* [What is expected]: Give the data below again, word for word.

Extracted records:
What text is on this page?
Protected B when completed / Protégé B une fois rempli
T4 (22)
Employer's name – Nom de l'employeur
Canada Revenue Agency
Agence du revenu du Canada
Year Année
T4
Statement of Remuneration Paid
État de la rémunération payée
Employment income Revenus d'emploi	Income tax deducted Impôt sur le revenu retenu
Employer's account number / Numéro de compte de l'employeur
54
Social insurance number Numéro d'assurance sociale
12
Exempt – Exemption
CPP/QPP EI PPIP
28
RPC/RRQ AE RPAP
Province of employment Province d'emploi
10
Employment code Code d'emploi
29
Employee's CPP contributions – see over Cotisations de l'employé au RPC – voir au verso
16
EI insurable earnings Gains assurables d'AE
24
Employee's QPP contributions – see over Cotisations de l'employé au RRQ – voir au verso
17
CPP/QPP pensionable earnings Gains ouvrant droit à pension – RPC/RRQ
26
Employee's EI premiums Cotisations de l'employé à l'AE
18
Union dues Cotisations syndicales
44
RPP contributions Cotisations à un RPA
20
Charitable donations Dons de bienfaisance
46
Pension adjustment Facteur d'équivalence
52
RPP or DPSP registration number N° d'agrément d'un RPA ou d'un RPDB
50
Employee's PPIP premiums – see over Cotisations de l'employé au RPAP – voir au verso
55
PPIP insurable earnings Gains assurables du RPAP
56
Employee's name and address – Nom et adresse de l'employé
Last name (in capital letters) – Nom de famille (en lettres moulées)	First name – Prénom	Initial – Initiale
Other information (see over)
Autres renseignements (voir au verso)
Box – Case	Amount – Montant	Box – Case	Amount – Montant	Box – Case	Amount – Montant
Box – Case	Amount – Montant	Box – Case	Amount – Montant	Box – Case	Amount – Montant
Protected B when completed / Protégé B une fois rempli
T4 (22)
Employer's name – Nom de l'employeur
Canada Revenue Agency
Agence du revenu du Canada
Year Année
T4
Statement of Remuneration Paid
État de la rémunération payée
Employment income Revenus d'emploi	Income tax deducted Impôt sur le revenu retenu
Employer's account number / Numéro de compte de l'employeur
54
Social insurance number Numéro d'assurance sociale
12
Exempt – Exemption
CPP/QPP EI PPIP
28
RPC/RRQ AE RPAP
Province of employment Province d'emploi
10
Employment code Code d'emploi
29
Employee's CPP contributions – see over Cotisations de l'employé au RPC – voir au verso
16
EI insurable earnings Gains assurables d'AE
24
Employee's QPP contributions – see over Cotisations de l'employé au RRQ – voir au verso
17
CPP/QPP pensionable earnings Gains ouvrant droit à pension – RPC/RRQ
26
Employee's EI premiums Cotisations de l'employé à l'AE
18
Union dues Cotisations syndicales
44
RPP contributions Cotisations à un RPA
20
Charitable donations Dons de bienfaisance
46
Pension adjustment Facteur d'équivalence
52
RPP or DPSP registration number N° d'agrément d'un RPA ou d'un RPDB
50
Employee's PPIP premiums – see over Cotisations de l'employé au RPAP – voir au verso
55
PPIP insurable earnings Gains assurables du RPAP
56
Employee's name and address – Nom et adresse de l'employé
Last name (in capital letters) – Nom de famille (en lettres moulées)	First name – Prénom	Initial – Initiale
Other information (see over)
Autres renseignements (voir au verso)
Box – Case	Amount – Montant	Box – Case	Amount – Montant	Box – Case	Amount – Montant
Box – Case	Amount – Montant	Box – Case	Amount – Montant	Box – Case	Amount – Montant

* [Reply]:
What text is on this page?
Protected B when completed / Protégé B une fois rempli
T4 (22)
Employer's name – Nom de l'employeur
Canada Revenue Agency
Agence du revenu du Canada
Year Année
T4
Statement of Remuneration Paid
État de la rémunération payée
Employment income Revenus d'emploi	Income tax deducted Impôt sur le revenu retenu
Employer's account number / Numéro de compte de l'employeur
54
Social insurance number Numéro d'assurance sociale
12
Exempt – Exemption
CPP/QPP EI PPIP
28
RPC/RRQ AE RPAP
Province of employment Province d'emploi
10
Employment code Code d'emploi
29
Employee's CPP contributions – see over Cotisations de l'employé au RPC – voir au verso
16
EI insurable earnings Gains assurables d'AE
24
Employee's QPP contributions – see over Cotisations de l'employé au RRQ – voir au verso
17
CPP/QPP pensionable earnings Gains ouvrant droit à pension – RPC/RRQ
26
Employee's EI premiums Cotisations de l'employé à l'AE
18
Union dues Cotisations syndicales
44
RPP contributions Cotisations à un RPA
20
Charitable donations Dons de bienfaisance
46
Pension adjustment Facteur d'équivalence
52
RPP or DPSP registration number N° d'agrément d'un RPA ou d'un RPDB
50
Employee's PPIP premiums – see over Cotisations de l'employé au RPAP – voir au verso
55
PPIP insurable earnings Gains assurables du RPAP
56
Employee's name and address – Nom et adresse de l'employé
Last name (in capital letters) – Nom de famille (en lettres moulées)	First name – Prénom	Initial – Initiale
Other information (see over)
Autres renseignements (voir au verso)
Box – Case	Amount – Montant	Box – Case	Amount – Montant	Box – Case	Amount – Montant
Box – Case	Amount – Montant	Box – Case	Amount – Montant	Box – Case	Amount – Montant
Protected B when completed / Protégé B une fois rempli
T4 (22)
Employer's name – Nom de l'employeur
Canada Revenue Agency
Agence du revenu du Canada
Year Année
T4
Statement of Remuneration Paid
État de la rémunération payée
Employment income Revenus d'emploi	Income tax deducted Impôt sur le revenu retenu
Employer's account number / Numéro de compte de l'employeur
54
Social insurance number Numéro d'assurance sociale
12
Exempt – Exemption
CPP/QPP EI PPIP
28
RPC/RRQ AE RPAP
Province of employment Province d'emploi
10
Employment code Code d'emploi
29
Employee's CPP contributions – see over Cotisations de l'employé au RPC – voir au verso
16
EI insurable earnings Gains assurables d'AE
24
Employee's QPP contributions – see over Cotisations de l'employé au RRQ – voir au verso
17
CPP/QPP pensionable earnings Gains ouvrant droit à pension – RPC/RRQ
26
Employee's EI premiums Cotisations de l'employé à l'AE
18
Union dues Cotisations syndicales
44
RPP contributions Cotisations à un RPA
20
Charitable donations Dons de bienfaisance
46
Pension adjustment Facteur d'équivalence
52
RPP or DPSP registration number N° d'agrément d'un RPA ou d'un RPDB
50
Employee's PPIP premiums – see over Cotisations de l'employé au RPAP – voir au verso
55
PPIP insurable earnings Gains assurables du RPAP
56
Employee's name and address – Nom et adresse de l'employé
Last name (in capital letters) – Nom de famille (en lettres moulées)	First name – Prénom	Initial – Initiale
Other information (see over)
Autres renseignements (voir au verso)
Box – Case	Amount – Montant	Box – Case	Amount – Montant	Box – Case	Amount – Montant
Box – Case	Amount – Montant	Box – Case	Amount – Montant	Box – Case	Amount – Montant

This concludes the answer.